### What the exercise asks
Gather up the lines that contain "ИЗГОТОВЛЕНИЕ".

### Records for the task
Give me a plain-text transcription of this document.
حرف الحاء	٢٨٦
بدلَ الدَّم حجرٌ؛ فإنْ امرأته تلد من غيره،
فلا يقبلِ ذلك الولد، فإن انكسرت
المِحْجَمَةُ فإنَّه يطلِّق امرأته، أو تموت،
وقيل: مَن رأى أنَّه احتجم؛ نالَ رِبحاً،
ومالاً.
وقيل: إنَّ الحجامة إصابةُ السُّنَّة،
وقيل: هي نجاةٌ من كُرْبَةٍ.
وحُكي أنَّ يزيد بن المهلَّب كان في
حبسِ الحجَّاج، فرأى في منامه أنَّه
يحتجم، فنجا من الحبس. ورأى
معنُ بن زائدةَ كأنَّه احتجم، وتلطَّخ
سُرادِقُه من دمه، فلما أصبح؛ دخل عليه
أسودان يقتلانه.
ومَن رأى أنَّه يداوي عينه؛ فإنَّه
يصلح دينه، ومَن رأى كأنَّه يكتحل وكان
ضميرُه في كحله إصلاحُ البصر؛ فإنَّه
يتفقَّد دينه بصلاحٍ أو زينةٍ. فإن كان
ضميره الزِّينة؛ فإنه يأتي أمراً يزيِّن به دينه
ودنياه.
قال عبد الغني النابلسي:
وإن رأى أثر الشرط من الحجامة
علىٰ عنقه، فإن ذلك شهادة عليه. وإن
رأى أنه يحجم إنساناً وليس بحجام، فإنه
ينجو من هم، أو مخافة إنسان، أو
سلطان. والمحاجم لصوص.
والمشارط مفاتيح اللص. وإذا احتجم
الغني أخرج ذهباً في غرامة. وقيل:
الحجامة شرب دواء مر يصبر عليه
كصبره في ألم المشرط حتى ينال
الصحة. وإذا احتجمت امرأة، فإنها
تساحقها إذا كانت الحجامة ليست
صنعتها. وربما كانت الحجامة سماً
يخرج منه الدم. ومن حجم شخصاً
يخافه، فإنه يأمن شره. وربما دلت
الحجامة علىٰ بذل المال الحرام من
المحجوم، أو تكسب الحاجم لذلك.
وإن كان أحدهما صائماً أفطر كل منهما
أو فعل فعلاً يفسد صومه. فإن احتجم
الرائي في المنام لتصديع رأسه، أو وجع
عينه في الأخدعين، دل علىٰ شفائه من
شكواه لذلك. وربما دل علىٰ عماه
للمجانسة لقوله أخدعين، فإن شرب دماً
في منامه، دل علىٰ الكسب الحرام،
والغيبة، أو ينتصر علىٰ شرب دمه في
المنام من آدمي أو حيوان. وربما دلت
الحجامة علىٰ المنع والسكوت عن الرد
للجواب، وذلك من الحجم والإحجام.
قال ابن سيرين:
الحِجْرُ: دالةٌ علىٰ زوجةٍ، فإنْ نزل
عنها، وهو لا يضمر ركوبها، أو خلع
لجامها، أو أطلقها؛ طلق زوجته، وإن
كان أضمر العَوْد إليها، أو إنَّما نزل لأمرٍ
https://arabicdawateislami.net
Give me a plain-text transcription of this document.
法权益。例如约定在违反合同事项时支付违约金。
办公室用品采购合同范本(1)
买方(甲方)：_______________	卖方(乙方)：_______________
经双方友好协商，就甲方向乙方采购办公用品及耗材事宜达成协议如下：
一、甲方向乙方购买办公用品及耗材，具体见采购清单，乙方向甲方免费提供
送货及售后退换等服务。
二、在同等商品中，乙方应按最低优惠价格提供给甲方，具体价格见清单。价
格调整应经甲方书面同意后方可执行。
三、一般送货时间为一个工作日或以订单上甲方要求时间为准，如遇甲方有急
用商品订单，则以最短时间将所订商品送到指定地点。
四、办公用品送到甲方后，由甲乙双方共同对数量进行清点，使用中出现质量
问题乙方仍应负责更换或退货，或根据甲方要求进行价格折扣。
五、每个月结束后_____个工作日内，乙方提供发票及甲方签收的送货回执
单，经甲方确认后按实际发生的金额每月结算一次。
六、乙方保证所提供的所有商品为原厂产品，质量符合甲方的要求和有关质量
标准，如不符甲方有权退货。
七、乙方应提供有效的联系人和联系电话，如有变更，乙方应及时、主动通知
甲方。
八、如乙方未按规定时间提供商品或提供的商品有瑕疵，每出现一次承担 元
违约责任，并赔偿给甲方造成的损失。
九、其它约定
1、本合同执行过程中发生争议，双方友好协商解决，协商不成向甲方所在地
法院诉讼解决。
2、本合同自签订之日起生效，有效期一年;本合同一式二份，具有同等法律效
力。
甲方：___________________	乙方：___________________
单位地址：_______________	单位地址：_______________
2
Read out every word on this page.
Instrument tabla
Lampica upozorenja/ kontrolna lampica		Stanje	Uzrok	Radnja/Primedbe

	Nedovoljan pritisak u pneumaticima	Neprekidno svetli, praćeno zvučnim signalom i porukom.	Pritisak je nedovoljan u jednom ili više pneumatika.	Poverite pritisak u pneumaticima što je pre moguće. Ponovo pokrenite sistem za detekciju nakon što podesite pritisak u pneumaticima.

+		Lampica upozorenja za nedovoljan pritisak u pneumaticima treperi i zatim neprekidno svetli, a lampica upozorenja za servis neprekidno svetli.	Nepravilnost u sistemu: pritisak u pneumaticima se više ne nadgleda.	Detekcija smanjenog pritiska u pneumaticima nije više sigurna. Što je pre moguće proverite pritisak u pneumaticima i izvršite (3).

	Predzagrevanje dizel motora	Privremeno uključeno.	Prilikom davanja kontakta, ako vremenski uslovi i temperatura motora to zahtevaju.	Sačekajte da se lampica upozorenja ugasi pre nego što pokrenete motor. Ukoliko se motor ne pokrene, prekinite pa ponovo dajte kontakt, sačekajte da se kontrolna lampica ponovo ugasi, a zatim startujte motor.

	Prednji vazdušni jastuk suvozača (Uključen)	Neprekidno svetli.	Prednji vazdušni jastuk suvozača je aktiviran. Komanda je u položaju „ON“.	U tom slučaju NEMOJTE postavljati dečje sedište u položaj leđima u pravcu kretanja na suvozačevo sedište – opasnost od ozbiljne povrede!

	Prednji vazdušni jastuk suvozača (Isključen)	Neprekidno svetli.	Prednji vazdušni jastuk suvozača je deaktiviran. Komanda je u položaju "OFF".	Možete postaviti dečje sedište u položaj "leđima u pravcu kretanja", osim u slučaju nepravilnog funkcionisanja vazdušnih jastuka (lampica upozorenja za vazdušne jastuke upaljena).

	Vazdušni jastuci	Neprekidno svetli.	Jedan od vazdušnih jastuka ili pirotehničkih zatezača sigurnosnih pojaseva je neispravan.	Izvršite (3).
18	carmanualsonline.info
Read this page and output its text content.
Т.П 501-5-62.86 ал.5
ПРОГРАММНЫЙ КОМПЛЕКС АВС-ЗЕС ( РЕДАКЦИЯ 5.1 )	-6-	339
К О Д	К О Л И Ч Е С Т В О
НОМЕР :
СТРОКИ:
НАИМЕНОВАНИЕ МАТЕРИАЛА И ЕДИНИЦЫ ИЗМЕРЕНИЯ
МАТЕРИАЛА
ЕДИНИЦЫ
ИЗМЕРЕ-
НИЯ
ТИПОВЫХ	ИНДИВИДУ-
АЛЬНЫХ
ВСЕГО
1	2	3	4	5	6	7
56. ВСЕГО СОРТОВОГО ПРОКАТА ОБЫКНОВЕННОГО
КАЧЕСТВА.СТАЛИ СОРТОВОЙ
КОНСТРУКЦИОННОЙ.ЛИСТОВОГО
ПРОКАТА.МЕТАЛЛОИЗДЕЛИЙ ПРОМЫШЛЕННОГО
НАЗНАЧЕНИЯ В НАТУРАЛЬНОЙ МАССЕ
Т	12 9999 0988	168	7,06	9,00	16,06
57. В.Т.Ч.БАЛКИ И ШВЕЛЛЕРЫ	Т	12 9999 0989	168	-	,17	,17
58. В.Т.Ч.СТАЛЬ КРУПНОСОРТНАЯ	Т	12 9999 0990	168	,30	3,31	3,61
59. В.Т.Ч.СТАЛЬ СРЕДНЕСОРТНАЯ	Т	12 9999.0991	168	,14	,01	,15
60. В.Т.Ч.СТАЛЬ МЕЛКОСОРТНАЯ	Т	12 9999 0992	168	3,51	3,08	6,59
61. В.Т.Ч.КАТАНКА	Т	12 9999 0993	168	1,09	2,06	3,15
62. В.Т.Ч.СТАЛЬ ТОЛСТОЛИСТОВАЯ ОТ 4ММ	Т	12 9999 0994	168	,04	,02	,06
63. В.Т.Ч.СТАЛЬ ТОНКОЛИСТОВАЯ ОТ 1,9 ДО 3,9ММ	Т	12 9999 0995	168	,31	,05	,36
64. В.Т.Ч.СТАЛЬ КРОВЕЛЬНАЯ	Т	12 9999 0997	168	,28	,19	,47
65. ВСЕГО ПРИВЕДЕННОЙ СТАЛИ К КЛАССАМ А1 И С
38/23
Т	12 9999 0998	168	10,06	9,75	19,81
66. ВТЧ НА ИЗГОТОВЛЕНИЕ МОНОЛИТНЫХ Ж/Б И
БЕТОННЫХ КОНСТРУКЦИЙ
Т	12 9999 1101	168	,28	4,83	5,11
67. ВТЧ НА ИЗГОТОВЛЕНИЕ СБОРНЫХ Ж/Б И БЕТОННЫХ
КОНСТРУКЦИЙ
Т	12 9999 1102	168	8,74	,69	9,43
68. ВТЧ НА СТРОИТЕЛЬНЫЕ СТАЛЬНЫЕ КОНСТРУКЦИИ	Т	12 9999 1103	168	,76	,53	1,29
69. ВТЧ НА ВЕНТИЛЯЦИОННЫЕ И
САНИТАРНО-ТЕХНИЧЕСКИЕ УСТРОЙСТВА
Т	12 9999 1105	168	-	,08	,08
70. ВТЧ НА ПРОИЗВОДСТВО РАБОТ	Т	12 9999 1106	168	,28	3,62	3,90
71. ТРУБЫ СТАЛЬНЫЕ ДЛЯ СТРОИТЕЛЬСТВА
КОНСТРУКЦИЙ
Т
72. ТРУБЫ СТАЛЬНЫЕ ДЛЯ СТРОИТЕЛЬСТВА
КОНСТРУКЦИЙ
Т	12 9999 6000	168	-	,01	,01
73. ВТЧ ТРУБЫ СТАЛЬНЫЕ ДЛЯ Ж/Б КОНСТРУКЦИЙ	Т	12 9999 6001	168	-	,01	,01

### Output below
66. ВТЧ НА ИЗГОТОВЛЕНИЕ МОНОЛИТНЫХ Ж/Б И
67. ВТЧ НА ИЗГОТОВЛЕНИЕ СБОРНЫХ Ж/Б И БЕТОННЫХ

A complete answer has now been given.